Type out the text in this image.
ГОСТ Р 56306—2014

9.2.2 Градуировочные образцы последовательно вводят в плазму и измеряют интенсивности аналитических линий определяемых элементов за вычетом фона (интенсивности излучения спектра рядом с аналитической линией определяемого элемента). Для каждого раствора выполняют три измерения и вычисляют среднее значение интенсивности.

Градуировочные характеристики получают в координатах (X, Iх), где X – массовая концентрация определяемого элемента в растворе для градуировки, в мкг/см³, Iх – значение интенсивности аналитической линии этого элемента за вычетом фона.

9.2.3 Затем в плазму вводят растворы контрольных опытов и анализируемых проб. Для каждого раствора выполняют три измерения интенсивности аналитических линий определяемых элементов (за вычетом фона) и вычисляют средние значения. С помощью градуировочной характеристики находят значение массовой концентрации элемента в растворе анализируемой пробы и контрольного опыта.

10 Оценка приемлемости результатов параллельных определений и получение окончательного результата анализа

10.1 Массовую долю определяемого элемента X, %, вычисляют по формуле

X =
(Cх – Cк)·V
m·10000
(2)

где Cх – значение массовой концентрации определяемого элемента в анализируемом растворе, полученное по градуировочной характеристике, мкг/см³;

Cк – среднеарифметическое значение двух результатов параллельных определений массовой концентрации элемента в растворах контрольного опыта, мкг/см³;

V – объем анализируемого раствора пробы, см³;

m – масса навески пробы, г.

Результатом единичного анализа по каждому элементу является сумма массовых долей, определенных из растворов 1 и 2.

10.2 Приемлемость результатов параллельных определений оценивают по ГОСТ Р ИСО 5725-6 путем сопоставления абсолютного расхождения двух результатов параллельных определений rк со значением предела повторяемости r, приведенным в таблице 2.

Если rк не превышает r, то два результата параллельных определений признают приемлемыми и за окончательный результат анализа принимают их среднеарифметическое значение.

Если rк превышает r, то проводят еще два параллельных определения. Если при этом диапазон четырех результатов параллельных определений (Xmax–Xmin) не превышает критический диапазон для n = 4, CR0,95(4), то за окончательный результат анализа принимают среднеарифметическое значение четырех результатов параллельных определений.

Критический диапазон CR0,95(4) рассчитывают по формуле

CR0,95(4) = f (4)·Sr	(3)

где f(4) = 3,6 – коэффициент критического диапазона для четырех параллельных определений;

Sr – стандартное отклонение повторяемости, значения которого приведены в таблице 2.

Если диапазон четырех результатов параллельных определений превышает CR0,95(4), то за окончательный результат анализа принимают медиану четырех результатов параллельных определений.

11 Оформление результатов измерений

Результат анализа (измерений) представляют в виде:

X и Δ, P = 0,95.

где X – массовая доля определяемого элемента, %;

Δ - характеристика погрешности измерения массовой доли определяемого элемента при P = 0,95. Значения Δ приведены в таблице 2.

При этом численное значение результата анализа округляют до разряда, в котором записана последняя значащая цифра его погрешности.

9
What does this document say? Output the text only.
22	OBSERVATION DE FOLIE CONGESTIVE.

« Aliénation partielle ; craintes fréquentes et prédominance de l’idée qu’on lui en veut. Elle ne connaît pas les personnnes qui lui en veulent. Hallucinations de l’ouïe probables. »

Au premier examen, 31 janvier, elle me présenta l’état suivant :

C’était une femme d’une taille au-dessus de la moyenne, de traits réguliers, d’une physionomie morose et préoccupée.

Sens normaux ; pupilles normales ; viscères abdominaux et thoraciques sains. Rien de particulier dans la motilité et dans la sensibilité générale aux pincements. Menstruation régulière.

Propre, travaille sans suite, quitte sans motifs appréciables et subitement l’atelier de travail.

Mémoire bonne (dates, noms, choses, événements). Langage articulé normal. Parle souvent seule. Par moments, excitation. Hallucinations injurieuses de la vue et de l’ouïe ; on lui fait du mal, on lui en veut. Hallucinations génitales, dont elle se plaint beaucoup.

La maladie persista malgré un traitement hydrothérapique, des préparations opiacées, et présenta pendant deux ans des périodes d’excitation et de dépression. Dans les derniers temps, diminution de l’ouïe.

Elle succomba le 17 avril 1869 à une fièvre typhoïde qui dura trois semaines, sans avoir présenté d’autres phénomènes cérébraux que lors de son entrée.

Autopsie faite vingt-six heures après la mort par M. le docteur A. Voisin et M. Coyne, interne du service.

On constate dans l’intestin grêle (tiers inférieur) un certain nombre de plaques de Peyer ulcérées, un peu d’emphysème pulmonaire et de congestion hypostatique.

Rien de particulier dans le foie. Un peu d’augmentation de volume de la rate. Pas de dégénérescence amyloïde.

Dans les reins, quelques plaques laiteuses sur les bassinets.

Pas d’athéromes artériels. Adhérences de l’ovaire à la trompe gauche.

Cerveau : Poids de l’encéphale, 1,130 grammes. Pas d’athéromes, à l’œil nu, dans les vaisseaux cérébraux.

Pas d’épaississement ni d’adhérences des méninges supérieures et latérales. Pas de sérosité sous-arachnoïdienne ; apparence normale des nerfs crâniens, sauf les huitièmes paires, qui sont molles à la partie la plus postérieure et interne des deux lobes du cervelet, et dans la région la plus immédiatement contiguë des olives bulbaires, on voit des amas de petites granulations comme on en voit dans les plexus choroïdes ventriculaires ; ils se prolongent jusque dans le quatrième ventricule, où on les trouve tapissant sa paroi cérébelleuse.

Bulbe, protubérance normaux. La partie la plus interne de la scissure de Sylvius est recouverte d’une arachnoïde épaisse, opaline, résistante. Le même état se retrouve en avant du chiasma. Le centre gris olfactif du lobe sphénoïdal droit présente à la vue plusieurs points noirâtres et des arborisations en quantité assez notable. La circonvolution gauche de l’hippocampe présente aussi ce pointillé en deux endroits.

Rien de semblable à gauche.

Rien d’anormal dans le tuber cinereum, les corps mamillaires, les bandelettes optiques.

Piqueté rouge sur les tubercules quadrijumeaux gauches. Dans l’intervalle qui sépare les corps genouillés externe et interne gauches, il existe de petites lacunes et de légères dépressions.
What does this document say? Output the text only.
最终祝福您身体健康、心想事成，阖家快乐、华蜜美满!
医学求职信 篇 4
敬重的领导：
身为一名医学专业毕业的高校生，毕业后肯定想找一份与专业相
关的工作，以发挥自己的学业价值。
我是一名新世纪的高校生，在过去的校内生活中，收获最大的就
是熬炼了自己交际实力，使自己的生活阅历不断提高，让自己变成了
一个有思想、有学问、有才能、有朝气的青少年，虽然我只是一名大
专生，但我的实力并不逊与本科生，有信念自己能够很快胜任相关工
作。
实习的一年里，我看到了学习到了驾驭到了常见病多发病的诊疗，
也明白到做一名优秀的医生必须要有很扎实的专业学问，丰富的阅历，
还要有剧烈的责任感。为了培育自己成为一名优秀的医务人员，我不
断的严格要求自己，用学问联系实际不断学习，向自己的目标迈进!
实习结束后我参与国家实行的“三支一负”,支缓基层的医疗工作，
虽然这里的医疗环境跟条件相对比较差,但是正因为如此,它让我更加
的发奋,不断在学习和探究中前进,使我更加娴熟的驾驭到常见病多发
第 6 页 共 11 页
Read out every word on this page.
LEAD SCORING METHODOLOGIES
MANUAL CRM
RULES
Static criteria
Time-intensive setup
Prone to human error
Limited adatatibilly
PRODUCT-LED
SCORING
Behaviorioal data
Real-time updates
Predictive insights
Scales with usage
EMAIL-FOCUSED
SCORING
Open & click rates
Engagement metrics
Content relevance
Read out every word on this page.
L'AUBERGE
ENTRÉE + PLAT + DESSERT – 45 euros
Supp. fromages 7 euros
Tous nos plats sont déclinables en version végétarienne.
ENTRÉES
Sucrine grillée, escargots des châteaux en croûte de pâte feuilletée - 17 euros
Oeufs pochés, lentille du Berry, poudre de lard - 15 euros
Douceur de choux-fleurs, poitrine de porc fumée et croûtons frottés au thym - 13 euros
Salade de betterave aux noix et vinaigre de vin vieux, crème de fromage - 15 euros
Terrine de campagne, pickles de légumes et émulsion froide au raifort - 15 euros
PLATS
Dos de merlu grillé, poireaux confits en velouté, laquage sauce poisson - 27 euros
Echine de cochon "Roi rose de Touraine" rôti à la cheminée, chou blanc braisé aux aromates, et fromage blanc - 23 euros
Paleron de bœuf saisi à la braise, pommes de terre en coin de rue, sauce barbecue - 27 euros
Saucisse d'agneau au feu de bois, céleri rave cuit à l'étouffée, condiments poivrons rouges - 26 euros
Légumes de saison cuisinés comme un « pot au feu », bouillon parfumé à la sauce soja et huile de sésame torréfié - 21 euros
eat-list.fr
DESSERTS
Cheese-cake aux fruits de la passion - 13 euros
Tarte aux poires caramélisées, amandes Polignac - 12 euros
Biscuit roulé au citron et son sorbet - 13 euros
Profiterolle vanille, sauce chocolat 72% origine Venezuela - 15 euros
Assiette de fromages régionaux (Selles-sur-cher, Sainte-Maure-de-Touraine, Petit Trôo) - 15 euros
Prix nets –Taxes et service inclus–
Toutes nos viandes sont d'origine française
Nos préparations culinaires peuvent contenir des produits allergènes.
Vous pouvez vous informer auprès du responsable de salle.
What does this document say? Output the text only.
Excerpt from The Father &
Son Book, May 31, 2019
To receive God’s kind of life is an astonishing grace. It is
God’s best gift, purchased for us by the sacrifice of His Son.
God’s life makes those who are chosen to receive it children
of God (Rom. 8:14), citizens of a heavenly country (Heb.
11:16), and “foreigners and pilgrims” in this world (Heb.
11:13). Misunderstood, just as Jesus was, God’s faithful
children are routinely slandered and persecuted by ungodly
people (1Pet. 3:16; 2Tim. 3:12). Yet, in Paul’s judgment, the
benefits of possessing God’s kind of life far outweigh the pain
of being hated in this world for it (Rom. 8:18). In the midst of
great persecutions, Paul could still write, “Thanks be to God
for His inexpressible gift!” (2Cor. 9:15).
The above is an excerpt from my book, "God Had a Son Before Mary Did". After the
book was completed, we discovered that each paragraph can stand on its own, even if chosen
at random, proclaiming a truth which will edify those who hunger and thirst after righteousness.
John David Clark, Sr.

Written problem: From the data above, copy out every line with the string "Touraine" in it.

Result for this exercise:
Echine de cochon "Roi rose de Touraine" rôti à la cheminée, chou blanc braisé aux aromates, et fromage blanc - 23 euros
Assiette de fromages régionaux (Selles-sur-cher, Sainte-Maure-de-Touraine, Petit Trôo) - 15 euros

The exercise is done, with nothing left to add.